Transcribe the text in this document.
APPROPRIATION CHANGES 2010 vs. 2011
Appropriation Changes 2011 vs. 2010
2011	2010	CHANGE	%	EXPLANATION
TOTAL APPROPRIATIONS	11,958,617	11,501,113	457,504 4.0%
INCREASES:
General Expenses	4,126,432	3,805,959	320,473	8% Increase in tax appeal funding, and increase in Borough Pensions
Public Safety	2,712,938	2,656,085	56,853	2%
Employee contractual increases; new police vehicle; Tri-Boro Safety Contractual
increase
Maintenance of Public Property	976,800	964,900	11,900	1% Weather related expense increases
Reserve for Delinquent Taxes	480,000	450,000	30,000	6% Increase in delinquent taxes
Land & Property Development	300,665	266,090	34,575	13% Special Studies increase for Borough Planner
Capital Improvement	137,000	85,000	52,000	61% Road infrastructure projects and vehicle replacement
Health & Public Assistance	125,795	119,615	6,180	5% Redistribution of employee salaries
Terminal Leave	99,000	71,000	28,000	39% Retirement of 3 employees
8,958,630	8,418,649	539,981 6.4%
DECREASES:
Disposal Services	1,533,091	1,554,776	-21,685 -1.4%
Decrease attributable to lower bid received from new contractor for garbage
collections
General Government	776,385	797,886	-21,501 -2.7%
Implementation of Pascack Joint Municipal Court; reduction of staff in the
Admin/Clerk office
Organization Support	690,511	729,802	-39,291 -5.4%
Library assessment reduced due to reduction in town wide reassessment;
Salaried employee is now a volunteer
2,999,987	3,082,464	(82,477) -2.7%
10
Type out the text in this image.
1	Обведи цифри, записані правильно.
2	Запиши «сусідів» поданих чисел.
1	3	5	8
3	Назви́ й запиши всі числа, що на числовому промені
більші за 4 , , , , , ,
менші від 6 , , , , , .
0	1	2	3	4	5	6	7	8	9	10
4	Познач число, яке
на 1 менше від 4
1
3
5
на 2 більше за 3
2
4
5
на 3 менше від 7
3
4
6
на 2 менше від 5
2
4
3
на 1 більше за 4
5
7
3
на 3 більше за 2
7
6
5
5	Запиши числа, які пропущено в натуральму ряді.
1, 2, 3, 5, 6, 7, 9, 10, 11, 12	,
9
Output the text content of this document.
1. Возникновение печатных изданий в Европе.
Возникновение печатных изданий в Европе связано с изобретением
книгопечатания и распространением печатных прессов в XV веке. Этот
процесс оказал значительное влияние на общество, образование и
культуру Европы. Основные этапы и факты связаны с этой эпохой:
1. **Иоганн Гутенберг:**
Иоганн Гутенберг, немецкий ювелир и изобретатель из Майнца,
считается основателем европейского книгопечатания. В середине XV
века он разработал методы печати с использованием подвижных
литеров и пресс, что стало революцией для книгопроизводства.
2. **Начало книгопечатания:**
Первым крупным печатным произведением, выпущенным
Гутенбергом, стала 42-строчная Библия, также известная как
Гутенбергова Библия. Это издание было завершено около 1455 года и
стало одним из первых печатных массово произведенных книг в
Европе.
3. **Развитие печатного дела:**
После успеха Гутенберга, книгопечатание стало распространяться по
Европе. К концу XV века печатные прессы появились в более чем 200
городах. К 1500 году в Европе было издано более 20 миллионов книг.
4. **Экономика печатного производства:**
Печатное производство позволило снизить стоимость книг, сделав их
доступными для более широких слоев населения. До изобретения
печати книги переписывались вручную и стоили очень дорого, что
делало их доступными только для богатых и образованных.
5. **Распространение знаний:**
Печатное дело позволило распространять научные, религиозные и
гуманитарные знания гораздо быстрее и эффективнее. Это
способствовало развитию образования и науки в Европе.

· · ·

▶ _DESCRIPTION OF THE TASK_
Transcribe all entries exactly as they are given.

▶ _ANSWER_
Transcribe the text in this document.
APPROPRIATION CHANGES 2010 vs. 2011
Appropriation Changes 2011 vs. 2010
2011	2010	CHANGE	%	EXPLANATION
TOTAL APPROPRIATIONS	11,958,617	11,501,113	457,504 4.0%
INCREASES:
General Expenses	4,126,432	3,805,959	320,473	8% Increase in tax appeal funding, and increase in Borough Pensions
Public Safety	2,712,938	2,656,085	56,853	2%
Employee contractual increases; new police vehicle; Tri-Boro Safety Contractual
increase
Maintenance of Public Property	976,800	964,900	11,900	1% Weather related expense increases
Reserve for Delinquent Taxes	480,000	450,000	30,000	6% Increase in delinquent taxes
Land & Property Development	300,665	266,090	34,575	13% Special Studies increase for Borough Planner
Capital Improvement	137,000	85,000	52,000	61% Road infrastructure projects and vehicle replacement
Health & Public Assistance	125,795	119,615	6,180	5% Redistribution of employee salaries
Terminal Leave	99,000	71,000	28,000	39% Retirement of 3 employees
8,958,630	8,418,649	539,981 6.4%
DECREASES:
Disposal Services	1,533,091	1,554,776	-21,685 -1.4%
Decrease attributable to lower bid received from new contractor for garbage
collections
General Government	776,385	797,886	-21,501 -2.7%
Implementation of Pascack Joint Municipal Court; reduction of staff in the
Admin/Clerk office
Organization Support	690,511	729,802	-39,291 -5.4%
Library assessment reduced due to reduction in town wide reassessment;
Salaried employee is now a volunteer
2,999,987	3,082,464	(82,477) -2.7%
10
Type out the text in this image.
1	Обведи цифри, записані правильно.
2	Запиши «сусідів» поданих чисел.
1	3	5	8
3	Назви́ й запиши всі числа, що на числовому промені
більші за 4 , , , , , ,
менші від 6 , , , , , .
0	1	2	3	4	5	6	7	8	9	10
4	Познач число, яке
на 1 менше від 4
1
3
5
на 2 більше за 3
2
4
5
на 3 менше від 7
3
4
6
на 2 менше від 5
2
4
3
на 1 більше за 4
5
7
3
на 3 більше за 2
7
6
5
5	Запиши числа, які пропущено в натуральму ряді.
1, 2, 3, 5, 6, 7, 9, 10, 11, 12	,
9
Output the text content of this document.
1. Возникновение печатных изданий в Европе.
Возникновение печатных изданий в Европе связано с изобретением
книгопечатания и распространением печатных прессов в XV веке. Этот
процесс оказал значительное влияние на общество, образование и
культуру Европы. Основные этапы и факты связаны с этой эпохой:
1. **Иоганн Гутенберг:**
Иоганн Гутенберг, немецкий ювелир и изобретатель из Майнца,
считается основателем европейского книгопечатания. В середине XV
века он разработал методы печати с использованием подвижных
литеров и пресс, что стало революцией для книгопроизводства.
2. **Начало книгопечатания:**
Первым крупным печатным произведением, выпущенным
Гутенбергом, стала 42-строчная Библия, также известная как
Гутенбергова Библия. Это издание было завершено около 1455 года и
стало одним из первых печатных массово произведенных книг в
Европе.
3. **Развитие печатного дела:**
После успеха Гутенберга, книгопечатание стало распространяться по
Европе. К концу XV века печатные прессы появились в более чем 200
городах. К 1500 году в Европе было издано более 20 миллионов книг.
4. **Экономика печатного производства:**
Печатное производство позволило снизить стоимость книг, сделав их
доступными для более широких слоев населения. До изобретения
печати книги переписывались вручную и стоили очень дорого, что
делало их доступными только для богатых и образованных.
5. **Распространение знаний:**
Печатное дело позволило распространять научные, религиозные и
гуманитарные знания гораздо быстрее и эффективнее. Это
способствовало развитию образования и науки в Европе.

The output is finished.